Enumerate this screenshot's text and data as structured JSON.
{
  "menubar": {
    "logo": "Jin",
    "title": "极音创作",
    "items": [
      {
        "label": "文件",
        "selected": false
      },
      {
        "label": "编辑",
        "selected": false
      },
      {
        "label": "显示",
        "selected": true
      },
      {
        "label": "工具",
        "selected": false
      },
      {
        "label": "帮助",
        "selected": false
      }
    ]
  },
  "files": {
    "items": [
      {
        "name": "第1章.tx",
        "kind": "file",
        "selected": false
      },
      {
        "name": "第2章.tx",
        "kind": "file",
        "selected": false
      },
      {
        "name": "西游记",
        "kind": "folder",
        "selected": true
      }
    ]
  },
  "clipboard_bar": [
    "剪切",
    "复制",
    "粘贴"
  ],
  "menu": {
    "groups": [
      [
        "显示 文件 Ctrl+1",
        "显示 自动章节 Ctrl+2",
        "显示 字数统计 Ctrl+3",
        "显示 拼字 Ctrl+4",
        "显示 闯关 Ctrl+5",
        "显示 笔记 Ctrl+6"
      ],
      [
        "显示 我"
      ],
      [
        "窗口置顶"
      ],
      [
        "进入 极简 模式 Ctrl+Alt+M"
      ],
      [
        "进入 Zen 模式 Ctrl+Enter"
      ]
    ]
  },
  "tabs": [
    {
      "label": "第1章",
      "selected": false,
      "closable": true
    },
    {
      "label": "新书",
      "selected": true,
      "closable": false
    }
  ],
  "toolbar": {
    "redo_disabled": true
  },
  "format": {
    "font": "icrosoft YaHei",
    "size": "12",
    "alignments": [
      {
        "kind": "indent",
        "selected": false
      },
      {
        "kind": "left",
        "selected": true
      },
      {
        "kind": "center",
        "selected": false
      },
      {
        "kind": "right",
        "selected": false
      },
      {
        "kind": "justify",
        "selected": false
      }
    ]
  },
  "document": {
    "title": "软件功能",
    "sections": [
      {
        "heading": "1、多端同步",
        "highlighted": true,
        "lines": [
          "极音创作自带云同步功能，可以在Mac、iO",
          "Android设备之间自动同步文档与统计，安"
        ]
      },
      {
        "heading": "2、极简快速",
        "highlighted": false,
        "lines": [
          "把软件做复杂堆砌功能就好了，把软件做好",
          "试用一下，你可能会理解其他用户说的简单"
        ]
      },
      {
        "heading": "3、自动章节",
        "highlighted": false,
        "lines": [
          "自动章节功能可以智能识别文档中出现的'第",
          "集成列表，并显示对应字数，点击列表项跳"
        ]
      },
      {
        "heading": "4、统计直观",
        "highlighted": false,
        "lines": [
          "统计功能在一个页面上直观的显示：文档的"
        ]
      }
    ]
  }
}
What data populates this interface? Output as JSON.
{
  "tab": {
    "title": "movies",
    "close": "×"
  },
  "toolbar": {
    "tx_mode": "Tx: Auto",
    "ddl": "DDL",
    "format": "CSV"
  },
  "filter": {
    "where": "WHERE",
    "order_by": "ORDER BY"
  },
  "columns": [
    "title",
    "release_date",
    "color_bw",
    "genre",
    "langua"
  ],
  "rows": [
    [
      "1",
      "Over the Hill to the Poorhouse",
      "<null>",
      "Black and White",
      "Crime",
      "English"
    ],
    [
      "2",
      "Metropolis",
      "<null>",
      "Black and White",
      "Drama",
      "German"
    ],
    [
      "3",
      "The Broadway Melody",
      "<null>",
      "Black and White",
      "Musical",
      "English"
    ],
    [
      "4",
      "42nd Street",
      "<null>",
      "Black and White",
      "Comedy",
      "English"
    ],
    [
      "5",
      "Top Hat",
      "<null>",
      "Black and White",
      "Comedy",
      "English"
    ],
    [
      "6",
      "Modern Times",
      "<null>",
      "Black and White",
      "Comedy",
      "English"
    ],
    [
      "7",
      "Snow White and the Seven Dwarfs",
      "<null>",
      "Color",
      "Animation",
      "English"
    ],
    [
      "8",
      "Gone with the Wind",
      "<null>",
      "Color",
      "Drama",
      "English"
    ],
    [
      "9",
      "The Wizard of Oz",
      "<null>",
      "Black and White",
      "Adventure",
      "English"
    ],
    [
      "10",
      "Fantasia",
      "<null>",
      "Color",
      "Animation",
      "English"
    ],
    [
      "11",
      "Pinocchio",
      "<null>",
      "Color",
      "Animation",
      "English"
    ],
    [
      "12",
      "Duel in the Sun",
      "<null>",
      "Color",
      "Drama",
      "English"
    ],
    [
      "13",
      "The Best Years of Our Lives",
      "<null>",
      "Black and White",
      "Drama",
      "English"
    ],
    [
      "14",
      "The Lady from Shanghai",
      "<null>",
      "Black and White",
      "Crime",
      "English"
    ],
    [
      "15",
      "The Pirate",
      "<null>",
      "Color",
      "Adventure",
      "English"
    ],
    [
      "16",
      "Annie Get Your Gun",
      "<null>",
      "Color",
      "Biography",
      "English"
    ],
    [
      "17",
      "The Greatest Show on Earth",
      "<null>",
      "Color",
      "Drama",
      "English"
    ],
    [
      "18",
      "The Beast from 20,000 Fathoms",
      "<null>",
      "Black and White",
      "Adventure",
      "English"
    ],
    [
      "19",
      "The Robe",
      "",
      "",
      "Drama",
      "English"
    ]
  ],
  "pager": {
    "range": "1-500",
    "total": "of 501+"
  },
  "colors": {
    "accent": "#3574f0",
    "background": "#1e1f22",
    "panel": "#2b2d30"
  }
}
● ● ● ●
## Work to do
Each entry above is to be printed again exactly.

## Exercise result
Enumerate this screenshot's text and data as structured JSON.
{
  "menubar": {
    "logo": "Jin",
    "title": "极音创作",
    "items": [
      {
        "label": "文件",
        "selected": false
      },
      {
        "label": "编辑",
        "selected": false
      },
      {
        "label": "显示",
        "selected": true
      },
      {
        "label": "工具",
        "selected": false
      },
      {
        "label": "帮助",
        "selected": false
      }
    ]
  },
  "files": {
    "items": [
      {
        "name": "第1章.tx",
        "kind": "file",
        "selected": false
      },
      {
        "name": "第2章.tx",
        "kind": "file",
        "selected": false
      },
      {
        "name": "西游记",
        "kind": "folder",
        "selected": true
      }
    ]
  },
  "clipboard_bar": [
    "剪切",
    "复制",
    "粘贴"
  ],
  "menu": {
    "groups": [
      [
        "显示 文件 Ctrl+1",
        "显示 自动章节 Ctrl+2",
        "显示 字数统计 Ctrl+3",
        "显示 拼字 Ctrl+4",
        "显示 闯关 Ctrl+5",
        "显示 笔记 Ctrl+6"
      ],
      [
        "显示 我"
      ],
      [
        "窗口置顶"
      ],
      [
        "进入 极简 模式 Ctrl+Alt+M"
      ],
      [
        "进入 Zen 模式 Ctrl+Enter"
      ]
    ]
  },
  "tabs": [
    {
      "label": "第1章",
      "selected": false,
      "closable": true
    },
    {
      "label": "新书",
      "selected": true,
      "closable": false
    }
  ],
  "toolbar": {
    "redo_disabled": true
  },
  "format": {
    "font": "icrosoft YaHei",
    "size": "12",
    "alignments": [
      {
        "kind": "indent",
        "selected": false
      },
      {
        "kind": "left",
        "selected": true
      },
      {
        "kind": "center",
        "selected": false
      },
      {
        "kind": "right",
        "selected": false
      },
      {
        "kind": "justify",
        "selected": false
      }
    ]
  },
  "document": {
    "title": "软件功能",
    "sections": [
      {
        "heading": "1、多端同步",
        "highlighted": true,
        "lines": [
          "极音创作自带云同步功能，可以在Mac、iO",
          "Android设备之间自动同步文档与统计，安"
        ]
      },
      {
        "heading": "2、极简快速",
        "highlighted": false,
        "lines": [
          "把软件做复杂堆砌功能就好了，把软件做好",
          "试用一下，你可能会理解其他用户说的简单"
        ]
      },
      {
        "heading": "3、自动章节",
        "highlighted": false,
        "lines": [
          "自动章节功能可以智能识别文档中出现的'第",
          "集成列表，并显示对应字数，点击列表项跳"
        ]
      },
      {
        "heading": "4、统计直观",
        "highlighted": false,
        "lines": [
          "统计功能在一个页面上直观的显示：文档的"
        ]
      }
    ]
  }
}
What data populates this interface? Output as JSON.
{
  "tab": {
    "title": "movies",
    "close": "×"
  },
  "toolbar": {
    "tx_mode": "Tx: Auto",
    "ddl": "DDL",
    "format": "CSV"
  },
  "filter": {
    "where": "WHERE",
    "order_by": "ORDER BY"
  },
  "columns": [
    "title",
    "release_date",
    "color_bw",
    "genre",
    "langua"
  ],
  "rows": [
    [
      "1",
      "Over the Hill to the Poorhouse",
      "<null>",
      "Black and White",
      "Crime",
      "English"
    ],
    [
      "2",
      "Metropolis",
      "<null>",
      "Black and White",
      "Drama",
      "German"
    ],
    [
      "3",
      "The Broadway Melody",
      "<null>",
      "Black and White",
      "Musical",
      "English"
    ],
    [
      "4",
      "42nd Street",
      "<null>",
      "Black and White",
      "Comedy",
      "English"
    ],
    [
      "5",
      "Top Hat",
      "<null>",
      "Black and White",
      "Comedy",
      "English"
    ],
    [
      "6",
      "Modern Times",
      "<null>",
      "Black and White",
      "Comedy",
      "English"
    ],
    [
      "7",
      "Snow White and the Seven Dwarfs",
      "<null>",
      "Color",
      "Animation",
      "English"
    ],
    [
      "8",
      "Gone with the Wind",
      "<null>",
      "Color",
      "Drama",
      "English"
    ],
    [
      "9",
      "The Wizard of Oz",
      "<null>",
      "Black and White",
      "Adventure",
      "English"
    ],
    [
      "10",
      "Fantasia",
      "<null>",
      "Color",
      "Animation",
      "English"
    ],
    [
      "11",
      "Pinocchio",
      "<null>",
      "Color",
      "Animation",
      "English"
    ],
    [
      "12",
      "Duel in the Sun",
      "<null>",
      "Color",
      "Drama",
      "English"
    ],
    [
      "13",
      "The Best Years of Our Lives",
      "<null>",
      "Black and White",
      "Drama",
      "English"
    ],
    [
      "14",
      "The Lady from Shanghai",
      "<null>",
      "Black and White",
      "Crime",
      "English"
    ],
    [
      "15",
      "The Pirate",
      "<null>",
      "Color",
      "Adventure",
      "English"
    ],
    [
      "16",
      "Annie Get Your Gun",
      "<null>",
      "Color",
      "Biography",
      "English"
    ],
    [
      "17",
      "The Greatest Show on Earth",
      "<null>",
      "Color",
      "Drama",
      "English"
    ],
    [
      "18",
      "The Beast from 20,000 Fathoms",
      "<null>",
      "Black and White",
      "Adventure",
      "English"
    ],
    [
      "19",
      "The Robe",
      "",
      "",
      "Drama",
      "English"
    ]
  ],
  "pager": {
    "range": "1-500",
    "total": "of 501+"
  },
  "colors": {
    "accent": "#3574f0",
    "background": "#1e1f22",
    "panel": "#2b2d30"
  }
}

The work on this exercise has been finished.